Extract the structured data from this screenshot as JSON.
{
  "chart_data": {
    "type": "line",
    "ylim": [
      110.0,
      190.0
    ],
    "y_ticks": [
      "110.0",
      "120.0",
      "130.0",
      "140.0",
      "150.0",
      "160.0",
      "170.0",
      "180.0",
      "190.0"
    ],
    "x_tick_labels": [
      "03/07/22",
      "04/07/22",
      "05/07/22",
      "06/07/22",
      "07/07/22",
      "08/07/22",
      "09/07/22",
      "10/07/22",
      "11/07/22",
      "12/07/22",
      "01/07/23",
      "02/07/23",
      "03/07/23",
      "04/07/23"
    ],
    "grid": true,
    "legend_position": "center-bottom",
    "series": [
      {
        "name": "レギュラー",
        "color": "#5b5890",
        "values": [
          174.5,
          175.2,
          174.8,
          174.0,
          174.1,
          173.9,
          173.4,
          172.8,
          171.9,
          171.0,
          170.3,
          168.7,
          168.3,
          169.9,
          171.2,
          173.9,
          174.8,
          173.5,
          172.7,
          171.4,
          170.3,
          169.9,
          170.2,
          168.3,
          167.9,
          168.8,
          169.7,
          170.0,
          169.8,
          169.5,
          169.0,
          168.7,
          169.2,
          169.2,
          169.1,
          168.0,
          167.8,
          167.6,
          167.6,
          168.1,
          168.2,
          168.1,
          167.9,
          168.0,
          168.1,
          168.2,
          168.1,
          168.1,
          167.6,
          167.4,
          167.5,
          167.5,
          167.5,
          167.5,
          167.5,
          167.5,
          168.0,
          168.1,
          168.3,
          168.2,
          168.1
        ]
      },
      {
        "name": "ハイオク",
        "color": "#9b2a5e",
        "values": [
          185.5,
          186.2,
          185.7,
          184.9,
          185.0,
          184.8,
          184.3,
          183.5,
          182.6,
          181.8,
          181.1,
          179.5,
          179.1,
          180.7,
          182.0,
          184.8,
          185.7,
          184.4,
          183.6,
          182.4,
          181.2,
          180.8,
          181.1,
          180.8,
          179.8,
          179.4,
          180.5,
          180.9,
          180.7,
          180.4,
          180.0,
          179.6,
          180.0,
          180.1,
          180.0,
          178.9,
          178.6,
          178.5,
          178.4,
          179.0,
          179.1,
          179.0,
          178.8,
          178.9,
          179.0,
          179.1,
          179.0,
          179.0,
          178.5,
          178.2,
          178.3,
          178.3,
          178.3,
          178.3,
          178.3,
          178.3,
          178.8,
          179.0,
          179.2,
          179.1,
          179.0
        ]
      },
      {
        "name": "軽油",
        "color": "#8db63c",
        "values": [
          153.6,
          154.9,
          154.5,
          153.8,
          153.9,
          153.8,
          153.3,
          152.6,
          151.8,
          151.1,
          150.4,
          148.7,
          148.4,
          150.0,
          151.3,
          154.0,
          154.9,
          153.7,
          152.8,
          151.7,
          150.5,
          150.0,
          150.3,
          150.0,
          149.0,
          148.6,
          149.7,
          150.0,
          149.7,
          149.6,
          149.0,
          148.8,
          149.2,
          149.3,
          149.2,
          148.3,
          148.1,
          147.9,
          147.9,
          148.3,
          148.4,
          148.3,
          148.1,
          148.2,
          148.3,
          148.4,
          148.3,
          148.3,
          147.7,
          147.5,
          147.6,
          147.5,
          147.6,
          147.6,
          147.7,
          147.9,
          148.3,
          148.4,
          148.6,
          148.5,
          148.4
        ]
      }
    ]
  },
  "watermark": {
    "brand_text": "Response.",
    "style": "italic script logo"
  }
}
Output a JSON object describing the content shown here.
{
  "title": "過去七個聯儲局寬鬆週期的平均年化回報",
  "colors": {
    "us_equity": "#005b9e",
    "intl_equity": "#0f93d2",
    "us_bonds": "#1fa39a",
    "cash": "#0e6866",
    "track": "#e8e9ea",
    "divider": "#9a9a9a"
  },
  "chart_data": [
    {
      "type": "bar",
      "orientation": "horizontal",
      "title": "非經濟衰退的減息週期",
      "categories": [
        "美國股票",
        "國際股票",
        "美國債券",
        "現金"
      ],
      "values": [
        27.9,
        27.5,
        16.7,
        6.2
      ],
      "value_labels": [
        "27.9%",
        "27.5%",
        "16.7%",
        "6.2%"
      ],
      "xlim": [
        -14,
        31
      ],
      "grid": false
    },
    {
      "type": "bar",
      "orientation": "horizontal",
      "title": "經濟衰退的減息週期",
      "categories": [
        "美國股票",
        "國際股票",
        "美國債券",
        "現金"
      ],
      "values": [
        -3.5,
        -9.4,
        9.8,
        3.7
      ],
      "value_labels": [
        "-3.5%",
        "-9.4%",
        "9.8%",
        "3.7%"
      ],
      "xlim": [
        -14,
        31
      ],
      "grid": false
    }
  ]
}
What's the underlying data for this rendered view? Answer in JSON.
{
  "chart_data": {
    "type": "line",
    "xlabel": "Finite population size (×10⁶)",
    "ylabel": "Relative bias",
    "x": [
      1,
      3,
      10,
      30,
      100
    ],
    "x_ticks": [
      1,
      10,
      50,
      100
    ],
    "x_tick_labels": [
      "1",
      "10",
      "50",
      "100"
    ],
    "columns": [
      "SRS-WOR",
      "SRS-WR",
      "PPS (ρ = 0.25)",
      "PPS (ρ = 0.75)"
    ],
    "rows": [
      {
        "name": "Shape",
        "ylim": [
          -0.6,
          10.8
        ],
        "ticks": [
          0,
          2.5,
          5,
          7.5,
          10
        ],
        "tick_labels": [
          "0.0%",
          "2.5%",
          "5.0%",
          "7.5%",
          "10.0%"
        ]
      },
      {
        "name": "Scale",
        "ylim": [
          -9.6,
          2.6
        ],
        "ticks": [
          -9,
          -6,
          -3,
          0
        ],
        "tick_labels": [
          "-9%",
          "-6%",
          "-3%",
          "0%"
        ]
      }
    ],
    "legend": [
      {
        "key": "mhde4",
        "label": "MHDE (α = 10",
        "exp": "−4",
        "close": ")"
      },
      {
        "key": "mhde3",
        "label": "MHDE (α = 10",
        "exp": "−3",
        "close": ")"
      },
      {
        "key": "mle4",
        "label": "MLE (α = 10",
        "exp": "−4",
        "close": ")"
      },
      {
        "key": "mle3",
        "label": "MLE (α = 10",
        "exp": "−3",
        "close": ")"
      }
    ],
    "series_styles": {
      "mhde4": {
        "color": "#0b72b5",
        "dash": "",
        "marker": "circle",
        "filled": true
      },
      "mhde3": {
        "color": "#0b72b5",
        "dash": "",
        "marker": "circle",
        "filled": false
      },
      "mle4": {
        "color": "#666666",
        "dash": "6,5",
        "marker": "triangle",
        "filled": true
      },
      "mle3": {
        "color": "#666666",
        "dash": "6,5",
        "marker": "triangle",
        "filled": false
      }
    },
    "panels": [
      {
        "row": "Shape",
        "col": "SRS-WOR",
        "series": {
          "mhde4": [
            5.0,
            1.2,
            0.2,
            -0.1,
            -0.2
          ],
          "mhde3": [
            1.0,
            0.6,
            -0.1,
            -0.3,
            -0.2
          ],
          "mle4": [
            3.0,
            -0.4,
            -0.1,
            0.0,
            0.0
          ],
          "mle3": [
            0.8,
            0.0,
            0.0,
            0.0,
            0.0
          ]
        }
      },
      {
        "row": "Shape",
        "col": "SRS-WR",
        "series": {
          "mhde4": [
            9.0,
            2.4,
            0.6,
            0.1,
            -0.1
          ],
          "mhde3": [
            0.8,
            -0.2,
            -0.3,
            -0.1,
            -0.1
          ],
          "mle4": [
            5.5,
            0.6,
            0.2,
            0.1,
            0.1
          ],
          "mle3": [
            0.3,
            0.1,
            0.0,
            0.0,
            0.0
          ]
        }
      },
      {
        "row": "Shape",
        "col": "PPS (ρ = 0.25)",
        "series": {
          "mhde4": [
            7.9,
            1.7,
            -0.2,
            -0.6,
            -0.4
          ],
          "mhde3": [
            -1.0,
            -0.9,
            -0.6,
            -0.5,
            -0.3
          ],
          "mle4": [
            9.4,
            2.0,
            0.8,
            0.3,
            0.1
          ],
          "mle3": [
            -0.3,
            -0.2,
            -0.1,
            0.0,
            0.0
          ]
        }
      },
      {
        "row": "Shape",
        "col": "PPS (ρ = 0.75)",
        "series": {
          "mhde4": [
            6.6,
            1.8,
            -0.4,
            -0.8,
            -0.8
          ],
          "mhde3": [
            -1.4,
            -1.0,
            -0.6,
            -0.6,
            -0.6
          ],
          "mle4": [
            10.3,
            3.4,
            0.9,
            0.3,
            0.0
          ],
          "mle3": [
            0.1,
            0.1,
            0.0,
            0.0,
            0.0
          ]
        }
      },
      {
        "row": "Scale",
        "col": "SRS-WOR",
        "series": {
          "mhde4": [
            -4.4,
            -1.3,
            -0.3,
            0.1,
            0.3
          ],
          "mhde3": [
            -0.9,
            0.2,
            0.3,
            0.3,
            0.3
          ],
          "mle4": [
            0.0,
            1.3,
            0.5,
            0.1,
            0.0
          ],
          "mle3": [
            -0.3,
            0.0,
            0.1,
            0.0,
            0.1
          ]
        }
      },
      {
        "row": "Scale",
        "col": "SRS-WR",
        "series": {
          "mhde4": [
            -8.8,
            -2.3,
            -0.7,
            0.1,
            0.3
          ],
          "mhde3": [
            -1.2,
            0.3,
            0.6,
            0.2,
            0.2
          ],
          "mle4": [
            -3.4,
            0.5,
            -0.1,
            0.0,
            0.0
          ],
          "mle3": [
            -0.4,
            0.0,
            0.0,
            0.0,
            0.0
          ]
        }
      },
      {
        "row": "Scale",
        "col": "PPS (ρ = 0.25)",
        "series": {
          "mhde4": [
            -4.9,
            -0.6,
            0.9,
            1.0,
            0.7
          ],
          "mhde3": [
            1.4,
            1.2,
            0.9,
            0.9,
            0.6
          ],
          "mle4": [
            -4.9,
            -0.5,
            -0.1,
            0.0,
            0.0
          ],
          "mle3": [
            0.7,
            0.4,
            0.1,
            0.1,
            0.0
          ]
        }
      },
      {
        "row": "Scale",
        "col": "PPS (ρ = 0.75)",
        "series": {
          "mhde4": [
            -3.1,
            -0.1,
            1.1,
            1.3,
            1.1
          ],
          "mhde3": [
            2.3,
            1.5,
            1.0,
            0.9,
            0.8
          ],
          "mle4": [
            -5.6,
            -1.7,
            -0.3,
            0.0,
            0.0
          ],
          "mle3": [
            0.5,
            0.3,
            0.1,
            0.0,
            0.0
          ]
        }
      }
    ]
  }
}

===

_REQUIREMENT_:
Return each line with "title".

_RESULT OF THIS TASK_:
  "title": "過去七個聯儲局寬鬆週期的平均年化回報",
      "title": "非經濟衰退的減息週期",
      "title": "經濟衰退的減息週期",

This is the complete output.